(Rows from a dataset)
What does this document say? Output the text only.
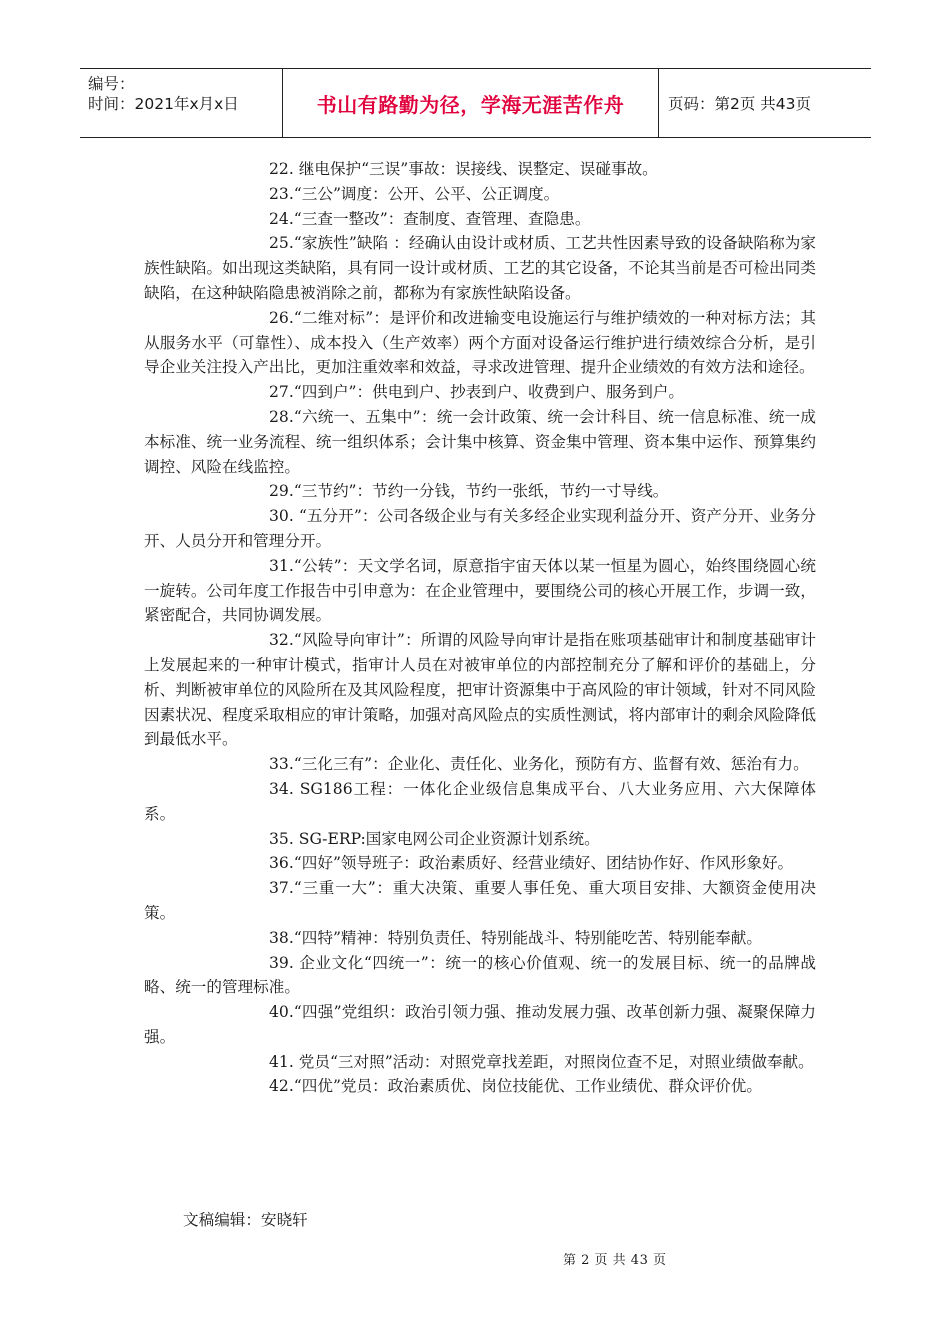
编号：
时间：2021年x月x日	书山有路勤为径，学海无涯苦作舟	页码：第2页 共43页

22. 继电保护“三误”事故：误接线、误整定、误碰事故。

23.“三公”调度：公开、公平、公正调度。

24.“三查一整改”：查制度、查管理、查隐患。

25.“家族性”缺陷 ：经确认由设计或材质、工艺共性因素导致的设备缺陷称为家族性缺陷。如出现这类缺陷，具有同一设计或材质、工艺的其它设备，不论其当前是否可检出同类缺陷，在这种缺陷隐患被消除之前，都称为有家族性缺陷设备。

26.“二维对标”：是评价和改进输变电设施运行与维护绩效的一种对标方法；其从服务水平（可靠性）、成本投入（生产效率）两个方面对设备运行维护进行绩效综合分析，是引导企业关注投入产出比，更加注重效率和效益，寻求改进管理、提升企业绩效的有效方法和途径。

27.“四到户”：供电到户、抄表到户、收费到户、服务到户。

28.“六统一、五集中”：统一会计政策、统一会计科目、统一信息标准、统一成本标准、统一业务流程、统一组织体系；会计集中核算、资金集中管理、资本集中运作、预算集约调控、风险在线监控。

29.“三节约”：节约一分钱，节约一张纸，节约一寸导线。

30. “五分开”：公司各级企业与有关多经企业实现利益分开、资产分开、业务分开、人员分开和管理分开。

31.“公转”：天文学名词，原意指宇宙天体以某一恒星为圆心，始终围绕圆心统一旋转。公司年度工作报告中引申意为：在企业管理中，要围绕公司的核心开展工作，步调一致，紧密配合，共同协调发展。

32.“风险导向审计”：所谓的风险导向审计是指在账项基础审计和制度基础审计上发展起来的一种审计模式，指审计人员在对被审单位的内部控制充分了解和评价的基础上，分析、判断被审单位的风险所在及其风险程度，把审计资源集中于高风险的审计领域，针对不同风险因素状况、程度采取相应的审计策略，加强对高风险点的实质性测试，将内部审计的剩余风险降低到最低水平。

33.“三化三有”：企业化、责任化、业务化，预防有方、监督有效、惩治有力。

34. SG186工程：一体化企业级信息集成平台、八大业务应用、六大保障体系。

35. SG-ERP:国家电网公司企业资源计划系统。

36.“四好”领导班子：政治素质好、经营业绩好、团结协作好、作风形象好。

37.“三重一大”：重大决策、重要人事任免、重大项目安排、大额资金使用决策。

38.“四特”精神：特别负责任、特别能战斗、特别能吃苦、特别能奉献。

39. 企业文化“四统一”：统一的核心价值观、统一的发展目标、统一的品牌战略、统一的管理标准。

40.“四强”党组织：政治引领力强、推动发展力强、改革创新力强、凝聚保障力强。

41. 党员“三对照”活动：对照党章找差距，对照岗位查不足，对照业绩做奉献。

42.“四优”党员：政治素质优、岗位技能优、工作业绩优、群众评价优。

文稿编辑：安晓轩
第 2 页 共 43 页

- _WHAT YOU HAVE TO DO_:
Repeat the material above word for word and skip every image in it.

- _EXERCISE RESULT_:
What does this document say? Output the text only.
编号：
时间：2021年x月x日	书山有路勤为径，学海无涯苦作舟	页码：第2页 共43页

22. 继电保护“三误”事故：误接线、误整定、误碰事故。

23.“三公”调度：公开、公平、公正调度。

24.“三查一整改”：查制度、查管理、查隐患。

25.“家族性”缺陷 ：经确认由设计或材质、工艺共性因素导致的设备缺陷称为家族性缺陷。如出现这类缺陷，具有同一设计或材质、工艺的其它设备，不论其当前是否可检出同类缺陷，在这种缺陷隐患被消除之前，都称为有家族性缺陷设备。

26.“二维对标”：是评价和改进输变电设施运行与维护绩效的一种对标方法；其从服务水平（可靠性）、成本投入（生产效率）两个方面对设备运行维护进行绩效综合分析，是引导企业关注投入产出比，更加注重效率和效益，寻求改进管理、提升企业绩效的有效方法和途径。

27.“四到户”：供电到户、抄表到户、收费到户、服务到户。

28.“六统一、五集中”：统一会计政策、统一会计科目、统一信息标准、统一成本标准、统一业务流程、统一组织体系；会计集中核算、资金集中管理、资本集中运作、预算集约调控、风险在线监控。

29.“三节约”：节约一分钱，节约一张纸，节约一寸导线。

30. “五分开”：公司各级企业与有关多经企业实现利益分开、资产分开、业务分开、人员分开和管理分开。

31.“公转”：天文学名词，原意指宇宙天体以某一恒星为圆心，始终围绕圆心统一旋转。公司年度工作报告中引申意为：在企业管理中，要围绕公司的核心开展工作，步调一致，紧密配合，共同协调发展。

32.“风险导向审计”：所谓的风险导向审计是指在账项基础审计和制度基础审计上发展起来的一种审计模式，指审计人员在对被审单位的内部控制充分了解和评价的基础上，分析、判断被审单位的风险所在及其风险程度，把审计资源集中于高风险的审计领域，针对不同风险因素状况、程度采取相应的审计策略，加强对高风险点的实质性测试，将内部审计的剩余风险降低到最低水平。

33.“三化三有”：企业化、责任化、业务化，预防有方、监督有效、惩治有力。

34. SG186工程：一体化企业级信息集成平台、八大业务应用、六大保障体系。

35. SG-ERP:国家电网公司企业资源计划系统。

36.“四好”领导班子：政治素质好、经营业绩好、团结协作好、作风形象好。

37.“三重一大”：重大决策、重要人事任免、重大项目安排、大额资金使用决策。

38.“四特”精神：特别负责任、特别能战斗、特别能吃苦、特别能奉献。

39. 企业文化“四统一”：统一的核心价值观、统一的发展目标、统一的品牌战略、统一的管理标准。

40.“四强”党组织：政治引领力强、推动发展力强、改革创新力强、凝聚保障力强。

41. 党员“三对照”活动：对照党章找差距，对照岗位查不足，对照业绩做奉献。

42.“四优”党员：政治素质优、岗位技能优、工作业绩优、群众评价优。

文稿编辑：安晓轩
第 2 页 共 43 页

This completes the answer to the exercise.